___ Material provided ___

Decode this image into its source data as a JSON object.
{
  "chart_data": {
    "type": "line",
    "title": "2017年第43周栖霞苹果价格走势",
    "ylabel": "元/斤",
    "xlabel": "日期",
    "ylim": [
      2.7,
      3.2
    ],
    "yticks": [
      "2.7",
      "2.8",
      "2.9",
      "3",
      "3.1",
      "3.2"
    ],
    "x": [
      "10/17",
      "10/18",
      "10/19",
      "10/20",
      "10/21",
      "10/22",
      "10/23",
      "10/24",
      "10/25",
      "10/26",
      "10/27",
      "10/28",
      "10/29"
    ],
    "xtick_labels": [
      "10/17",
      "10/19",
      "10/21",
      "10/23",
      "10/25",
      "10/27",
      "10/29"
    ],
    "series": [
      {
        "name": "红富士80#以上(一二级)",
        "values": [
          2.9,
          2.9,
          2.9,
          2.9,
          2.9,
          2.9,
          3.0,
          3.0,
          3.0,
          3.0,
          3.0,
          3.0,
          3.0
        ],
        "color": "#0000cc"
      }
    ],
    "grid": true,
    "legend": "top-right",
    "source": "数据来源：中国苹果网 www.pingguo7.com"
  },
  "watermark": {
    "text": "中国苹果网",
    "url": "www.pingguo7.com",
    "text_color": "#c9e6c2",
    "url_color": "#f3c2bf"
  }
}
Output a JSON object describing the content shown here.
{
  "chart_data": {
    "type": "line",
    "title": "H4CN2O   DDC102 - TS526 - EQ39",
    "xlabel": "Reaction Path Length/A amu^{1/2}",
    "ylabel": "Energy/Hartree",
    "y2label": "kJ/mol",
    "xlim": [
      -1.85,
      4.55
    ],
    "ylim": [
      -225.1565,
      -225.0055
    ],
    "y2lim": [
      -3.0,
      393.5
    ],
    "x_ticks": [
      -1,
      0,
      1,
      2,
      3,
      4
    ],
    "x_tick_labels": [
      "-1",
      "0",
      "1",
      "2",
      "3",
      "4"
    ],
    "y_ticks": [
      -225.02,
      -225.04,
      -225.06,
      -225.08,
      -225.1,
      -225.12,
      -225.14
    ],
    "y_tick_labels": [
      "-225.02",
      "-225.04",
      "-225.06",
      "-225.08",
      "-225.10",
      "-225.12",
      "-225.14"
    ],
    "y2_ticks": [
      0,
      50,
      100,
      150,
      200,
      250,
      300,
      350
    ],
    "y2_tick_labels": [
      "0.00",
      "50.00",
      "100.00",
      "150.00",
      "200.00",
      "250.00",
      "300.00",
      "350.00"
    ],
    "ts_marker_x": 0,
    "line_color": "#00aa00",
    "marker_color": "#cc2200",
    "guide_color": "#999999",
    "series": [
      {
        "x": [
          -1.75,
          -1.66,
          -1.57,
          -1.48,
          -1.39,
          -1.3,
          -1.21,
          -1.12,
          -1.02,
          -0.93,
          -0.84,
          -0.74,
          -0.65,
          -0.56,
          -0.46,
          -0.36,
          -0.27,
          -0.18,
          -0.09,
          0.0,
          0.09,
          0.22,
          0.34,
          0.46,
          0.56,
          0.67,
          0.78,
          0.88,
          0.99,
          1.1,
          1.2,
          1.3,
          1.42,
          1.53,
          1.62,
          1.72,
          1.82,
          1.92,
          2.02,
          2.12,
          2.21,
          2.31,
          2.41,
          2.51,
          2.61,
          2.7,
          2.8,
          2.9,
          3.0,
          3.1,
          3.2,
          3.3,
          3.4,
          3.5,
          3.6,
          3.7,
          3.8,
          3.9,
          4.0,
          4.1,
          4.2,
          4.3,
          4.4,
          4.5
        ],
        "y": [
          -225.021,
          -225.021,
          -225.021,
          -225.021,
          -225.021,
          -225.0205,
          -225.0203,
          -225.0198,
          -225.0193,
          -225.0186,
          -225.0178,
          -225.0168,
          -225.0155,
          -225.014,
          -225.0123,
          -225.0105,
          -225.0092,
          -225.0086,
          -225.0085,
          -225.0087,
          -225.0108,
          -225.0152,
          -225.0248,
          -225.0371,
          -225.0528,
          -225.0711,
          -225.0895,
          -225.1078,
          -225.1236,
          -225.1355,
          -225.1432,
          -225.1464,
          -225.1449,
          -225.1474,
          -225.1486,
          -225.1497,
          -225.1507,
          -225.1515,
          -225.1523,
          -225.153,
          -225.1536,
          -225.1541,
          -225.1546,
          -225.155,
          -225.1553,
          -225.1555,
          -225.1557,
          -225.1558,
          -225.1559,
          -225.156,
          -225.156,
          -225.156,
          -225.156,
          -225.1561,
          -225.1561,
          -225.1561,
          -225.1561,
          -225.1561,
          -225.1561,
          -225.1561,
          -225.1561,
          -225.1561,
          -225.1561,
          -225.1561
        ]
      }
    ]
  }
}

___

Transcribe the records above exactly as they appear.

Decode this image into its source data as a JSON object.
{
  "chart_data": {
    "type": "line",
    "title": "2017年第43周栖霞苹果价格走势",
    "ylabel": "元/斤",
    "xlabel": "日期",
    "ylim": [
      2.7,
      3.2
    ],
    "yticks": [
      "2.7",
      "2.8",
      "2.9",
      "3",
      "3.1",
      "3.2"
    ],
    "x": [
      "10/17",
      "10/18",
      "10/19",
      "10/20",
      "10/21",
      "10/22",
      "10/23",
      "10/24",
      "10/25",
      "10/26",
      "10/27",
      "10/28",
      "10/29"
    ],
    "xtick_labels": [
      "10/17",
      "10/19",
      "10/21",
      "10/23",
      "10/25",
      "10/27",
      "10/29"
    ],
    "series": [
      {
        "name": "红富士80#以上(一二级)",
        "values": [
          2.9,
          2.9,
          2.9,
          2.9,
          2.9,
          2.9,
          3.0,
          3.0,
          3.0,
          3.0,
          3.0,
          3.0,
          3.0
        ],
        "color": "#0000cc"
      }
    ],
    "grid": true,
    "legend": "top-right",
    "source": "数据来源：中国苹果网 www.pingguo7.com"
  },
  "watermark": {
    "text": "中国苹果网",
    "url": "www.pingguo7.com",
    "text_color": "#c9e6c2",
    "url_color": "#f3c2bf"
  }
}
Output a JSON object describing the content shown here.
{
  "chart_data": {
    "type": "line",
    "title": "H4CN2O   DDC102 - TS526 - EQ39",
    "xlabel": "Reaction Path Length/A amu^{1/2}",
    "ylabel": "Energy/Hartree",
    "y2label": "kJ/mol",
    "xlim": [
      -1.85,
      4.55
    ],
    "ylim": [
      -225.1565,
      -225.0055
    ],
    "y2lim": [
      -3.0,
      393.5
    ],
    "x_ticks": [
      -1,
      0,
      1,
      2,
      3,
      4
    ],
    "x_tick_labels": [
      "-1",
      "0",
      "1",
      "2",
      "3",
      "4"
    ],
    "y_ticks": [
      -225.02,
      -225.04,
      -225.06,
      -225.08,
      -225.1,
      -225.12,
      -225.14
    ],
    "y_tick_labels": [
      "-225.02",
      "-225.04",
      "-225.06",
      "-225.08",
      "-225.10",
      "-225.12",
      "-225.14"
    ],
    "y2_ticks": [
      0,
      50,
      100,
      150,
      200,
      250,
      300,
      350
    ],
    "y2_tick_labels": [
      "0.00",
      "50.00",
      "100.00",
      "150.00",
      "200.00",
      "250.00",
      "300.00",
      "350.00"
    ],
    "ts_marker_x": 0,
    "line_color": "#00aa00",
    "marker_color": "#cc2200",
    "guide_color": "#999999",
    "series": [
      {
        "x": [
          -1.75,
          -1.66,
          -1.57,
          -1.48,
          -1.39,
          -1.3,
          -1.21,
          -1.12,
          -1.02,
          -0.93,
          -0.84,
          -0.74,
          -0.65,
          -0.56,
          -0.46,
          -0.36,
          -0.27,
          -0.18,
          -0.09,
          0.0,
          0.09,
          0.22,
          0.34,
          0.46,
          0.56,
          0.67,
          0.78,
          0.88,
          0.99,
          1.1,
          1.2,
          1.3,
          1.42,
          1.53,
          1.62,
          1.72,
          1.82,
          1.92,
          2.02,
          2.12,
          2.21,
          2.31,
          2.41,
          2.51,
          2.61,
          2.7,
          2.8,
          2.9,
          3.0,
          3.1,
          3.2,
          3.3,
          3.4,
          3.5,
          3.6,
          3.7,
          3.8,
          3.9,
          4.0,
          4.1,
          4.2,
          4.3,
          4.4,
          4.5
        ],
        "y": [
          -225.021,
          -225.021,
          -225.021,
          -225.021,
          -225.021,
          -225.0205,
          -225.0203,
          -225.0198,
          -225.0193,
          -225.0186,
          -225.0178,
          -225.0168,
          -225.0155,
          -225.014,
          -225.0123,
          -225.0105,
          -225.0092,
          -225.0086,
          -225.0085,
          -225.0087,
          -225.0108,
          -225.0152,
          -225.0248,
          -225.0371,
          -225.0528,
          -225.0711,
          -225.0895,
          -225.1078,
          -225.1236,
          -225.1355,
          -225.1432,
          -225.1464,
          -225.1449,
          -225.1474,
          -225.1486,
          -225.1497,
          -225.1507,
          -225.1515,
          -225.1523,
          -225.153,
          -225.1536,
          -225.1541,
          -225.1546,
          -225.155,
          -225.1553,
          -225.1555,
          -225.1557,
          -225.1558,
          -225.1559,
          -225.156,
          -225.156,
          -225.156,
          -225.156,
          -225.1561,
          -225.1561,
          -225.1561,
          -225.1561,
          -225.1561,
          -225.1561,
          -225.1561,
          -225.1561,
          -225.1561,
          -225.1561,
          -225.1561
        ]
      }
    ]
  }
}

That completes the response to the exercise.